— start of Record excerpts —

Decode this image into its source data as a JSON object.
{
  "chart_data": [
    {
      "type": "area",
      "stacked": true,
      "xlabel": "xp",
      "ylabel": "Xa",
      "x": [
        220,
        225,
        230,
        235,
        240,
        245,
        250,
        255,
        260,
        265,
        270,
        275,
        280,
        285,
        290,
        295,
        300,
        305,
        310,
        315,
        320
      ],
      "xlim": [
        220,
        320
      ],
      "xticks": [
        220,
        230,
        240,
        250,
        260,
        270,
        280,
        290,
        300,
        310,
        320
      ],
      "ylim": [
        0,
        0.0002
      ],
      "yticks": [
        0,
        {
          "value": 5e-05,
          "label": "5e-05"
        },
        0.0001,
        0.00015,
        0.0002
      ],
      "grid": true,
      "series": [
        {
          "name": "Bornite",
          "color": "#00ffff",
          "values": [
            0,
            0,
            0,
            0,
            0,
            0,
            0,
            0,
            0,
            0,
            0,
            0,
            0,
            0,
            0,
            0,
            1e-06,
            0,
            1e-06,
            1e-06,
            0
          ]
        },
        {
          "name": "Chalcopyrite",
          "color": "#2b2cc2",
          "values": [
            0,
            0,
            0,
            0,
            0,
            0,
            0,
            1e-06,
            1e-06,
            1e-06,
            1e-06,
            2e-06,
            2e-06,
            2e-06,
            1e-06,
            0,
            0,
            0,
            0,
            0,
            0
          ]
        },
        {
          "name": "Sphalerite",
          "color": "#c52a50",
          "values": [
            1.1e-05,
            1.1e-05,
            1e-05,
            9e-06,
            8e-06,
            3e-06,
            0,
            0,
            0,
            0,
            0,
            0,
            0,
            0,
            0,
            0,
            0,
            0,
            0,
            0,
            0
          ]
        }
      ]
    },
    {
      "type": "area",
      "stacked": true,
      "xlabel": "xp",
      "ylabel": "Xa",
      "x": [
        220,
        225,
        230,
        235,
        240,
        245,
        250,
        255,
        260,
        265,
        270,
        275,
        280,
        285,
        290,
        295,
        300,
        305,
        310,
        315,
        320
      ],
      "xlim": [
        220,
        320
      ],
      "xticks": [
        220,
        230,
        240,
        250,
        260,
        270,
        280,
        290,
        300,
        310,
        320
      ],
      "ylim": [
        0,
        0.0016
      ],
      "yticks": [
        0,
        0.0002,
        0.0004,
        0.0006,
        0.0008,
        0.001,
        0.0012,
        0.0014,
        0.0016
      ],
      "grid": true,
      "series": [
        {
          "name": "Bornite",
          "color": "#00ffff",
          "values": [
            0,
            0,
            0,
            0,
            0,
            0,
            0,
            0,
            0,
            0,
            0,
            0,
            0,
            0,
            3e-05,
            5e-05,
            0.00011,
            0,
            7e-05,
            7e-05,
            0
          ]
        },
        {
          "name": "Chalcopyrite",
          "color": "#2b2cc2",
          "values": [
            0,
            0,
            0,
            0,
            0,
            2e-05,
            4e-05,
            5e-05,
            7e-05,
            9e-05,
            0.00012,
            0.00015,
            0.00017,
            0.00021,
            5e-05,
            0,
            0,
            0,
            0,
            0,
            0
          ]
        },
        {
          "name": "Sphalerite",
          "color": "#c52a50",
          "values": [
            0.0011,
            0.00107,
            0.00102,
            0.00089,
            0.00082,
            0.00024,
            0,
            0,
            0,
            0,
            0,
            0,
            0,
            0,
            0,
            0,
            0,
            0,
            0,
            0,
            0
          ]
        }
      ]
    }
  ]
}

— end of Record excerpts —

Repeat each record in full; every line must match exactly.

Result ▸
Decode this image into its source data as a JSON object.
{
  "chart_data": [
    {
      "type": "area",
      "stacked": true,
      "xlabel": "xp",
      "ylabel": "Xa",
      "x": [
        220,
        225,
        230,
        235,
        240,
        245,
        250,
        255,
        260,
        265,
        270,
        275,
        280,
        285,
        290,
        295,
        300,
        305,
        310,
        315,
        320
      ],
      "xlim": [
        220,
        320
      ],
      "xticks": [
        220,
        230,
        240,
        250,
        260,
        270,
        280,
        290,
        300,
        310,
        320
      ],
      "ylim": [
        0,
        0.0002
      ],
      "yticks": [
        0,
        {
          "value": 5e-05,
          "label": "5e-05"
        },
        0.0001,
        0.00015,
        0.0002
      ],
      "grid": true,
      "series": [
        {
          "name": "Bornite",
          "color": "#00ffff",
          "values": [
            0,
            0,
            0,
            0,
            0,
            0,
            0,
            0,
            0,
            0,
            0,
            0,
            0,
            0,
            0,
            0,
            1e-06,
            0,
            1e-06,
            1e-06,
            0
          ]
        },
        {
          "name": "Chalcopyrite",
          "color": "#2b2cc2",
          "values": [
            0,
            0,
            0,
            0,
            0,
            0,
            0,
            1e-06,
            1e-06,
            1e-06,
            1e-06,
            2e-06,
            2e-06,
            2e-06,
            1e-06,
            0,
            0,
            0,
            0,
            0,
            0
          ]
        },
        {
          "name": "Sphalerite",
          "color": "#c52a50",
          "values": [
            1.1e-05,
            1.1e-05,
            1e-05,
            9e-06,
            8e-06,
            3e-06,
            0,
            0,
            0,
            0,
            0,
            0,
            0,
            0,
            0,
            0,
            0,
            0,
            0,
            0,
            0
          ]
        }
      ]
    },
    {
      "type": "area",
      "stacked": true,
      "xlabel": "xp",
      "ylabel": "Xa",
      "x": [
        220,
        225,
        230,
        235,
        240,
        245,
        250,
        255,
        260,
        265,
        270,
        275,
        280,
        285,
        290,
        295,
        300,
        305,
        310,
        315,
        320
      ],
      "xlim": [
        220,
        320
      ],
      "xticks": [
        220,
        230,
        240,
        250,
        260,
        270,
        280,
        290,
        300,
        310,
        320
      ],
      "ylim": [
        0,
        0.0016
      ],
      "yticks": [
        0,
        0.0002,
        0.0004,
        0.0006,
        0.0008,
        0.001,
        0.0012,
        0.0014,
        0.0016
      ],
      "grid": true,
      "series": [
        {
          "name": "Bornite",
          "color": "#00ffff",
          "values": [
            0,
            0,
            0,
            0,
            0,
            0,
            0,
            0,
            0,
            0,
            0,
            0,
            0,
            0,
            3e-05,
            5e-05,
            0.00011,
            0,
            7e-05,
            7e-05,
            0
          ]
        },
        {
          "name": "Chalcopyrite",
          "color": "#2b2cc2",
          "values": [
            0,
            0,
            0,
            0,
            0,
            2e-05,
            4e-05,
            5e-05,
            7e-05,
            9e-05,
            0.00012,
            0.00015,
            0.00017,
            0.00021,
            5e-05,
            0,
            0,
            0,
            0,
            0,
            0
          ]
        },
        {
          "name": "Sphalerite",
          "color": "#c52a50",
          "values": [
            0.0011,
            0.00107,
            0.00102,
            0.00089,
            0.00082,
            0.00024,
            0,
            0,
            0,
            0,
            0,
            0,
            0,
            0,
            0,
            0,
            0,
            0,
            0,
            0,
            0
          ]
        }
      ]
    }
  ]
}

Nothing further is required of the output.